**DIRECTIONS FOR THIS TASK**
Identify, in the records below, every line where the string "height" appears, and copy each such line.
** start of MATERIAL SUPPLIED **
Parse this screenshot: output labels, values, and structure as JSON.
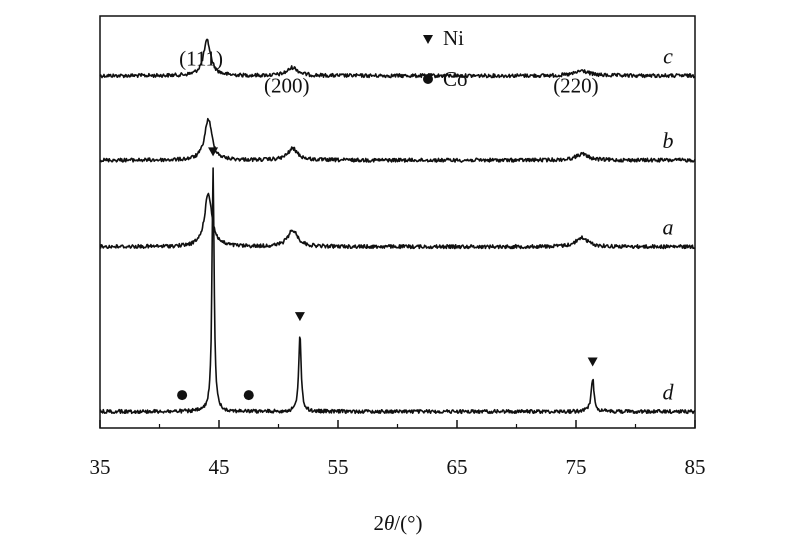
{
  "chart_data": {
    "type": "line",
    "xlabel_parts": [
      "2",
      "θ",
      "/(°)"
    ],
    "xlim": [
      35,
      85
    ],
    "xticks": [
      35,
      45,
      55,
      65,
      75,
      85
    ],
    "legend": {
      "placement": "top-center",
      "entries": [
        {
          "marker": "triangle-down",
          "label": "Ni"
        },
        {
          "marker": "circle",
          "label": "Co"
        }
      ]
    },
    "series": [
      {
        "name": "c",
        "baseline": 0.145,
        "peaks": [
          {
            "x": 44.0,
            "height": 0.085,
            "width": 0.55
          },
          {
            "x": 51.2,
            "height": 0.02,
            "width": 0.8
          },
          {
            "x": 75.5,
            "height": 0.012,
            "width": 1.0
          }
        ]
      },
      {
        "name": "b",
        "baseline": 0.35,
        "peaks": [
          {
            "x": 44.1,
            "height": 0.1,
            "width": 0.55
          },
          {
            "x": 51.2,
            "height": 0.028,
            "width": 0.75
          },
          {
            "x": 75.5,
            "height": 0.015,
            "width": 0.9
          }
        ]
      },
      {
        "name": "a",
        "baseline": 0.56,
        "peaks": [
          {
            "x": 44.1,
            "height": 0.13,
            "width": 0.55
          },
          {
            "x": 51.2,
            "height": 0.04,
            "width": 0.75
          },
          {
            "x": 75.5,
            "height": 0.022,
            "width": 0.9
          }
        ]
      },
      {
        "name": "d",
        "baseline": 0.96,
        "peaks": [
          {
            "x": 44.5,
            "height": 0.59,
            "width": 0.16
          },
          {
            "x": 51.8,
            "height": 0.19,
            "width": 0.18
          },
          {
            "x": 76.4,
            "height": 0.08,
            "width": 0.22
          }
        ]
      }
    ],
    "peak_labels": [
      {
        "x": 44.0,
        "level": 0.135,
        "text": "(111)"
      },
      {
        "x": 51.2,
        "level": 0.2,
        "text": "(200)"
      },
      {
        "x": 75.5,
        "level": 0.2,
        "text": "(220)"
      }
    ],
    "phase_markers": [
      {
        "series": "d",
        "x": 44.5,
        "marker": "triangle-down",
        "phase": "Ni"
      },
      {
        "series": "d",
        "x": 51.8,
        "marker": "triangle-down",
        "phase": "Ni"
      },
      {
        "series": "d",
        "x": 76.4,
        "marker": "triangle-down",
        "phase": "Ni"
      },
      {
        "series": "d",
        "x": 41.9,
        "marker": "circle",
        "phase": "Co"
      },
      {
        "series": "d",
        "x": 47.5,
        "marker": "circle",
        "phase": "Co"
      }
    ]
  }
}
** end of MATERIAL SUPPLIED **
**THE RESPONSE**
            "height": 0.085,
            "height": 0.02,
            "height": 0.012,
            "height": 0.1,
            "height": 0.028,
            "height": 0.015,
            "height": 0.13,
            "height": 0.04,
            "height": 0.022,
            "height": 0.59,
            "height": 0.19,
            "height": 0.08,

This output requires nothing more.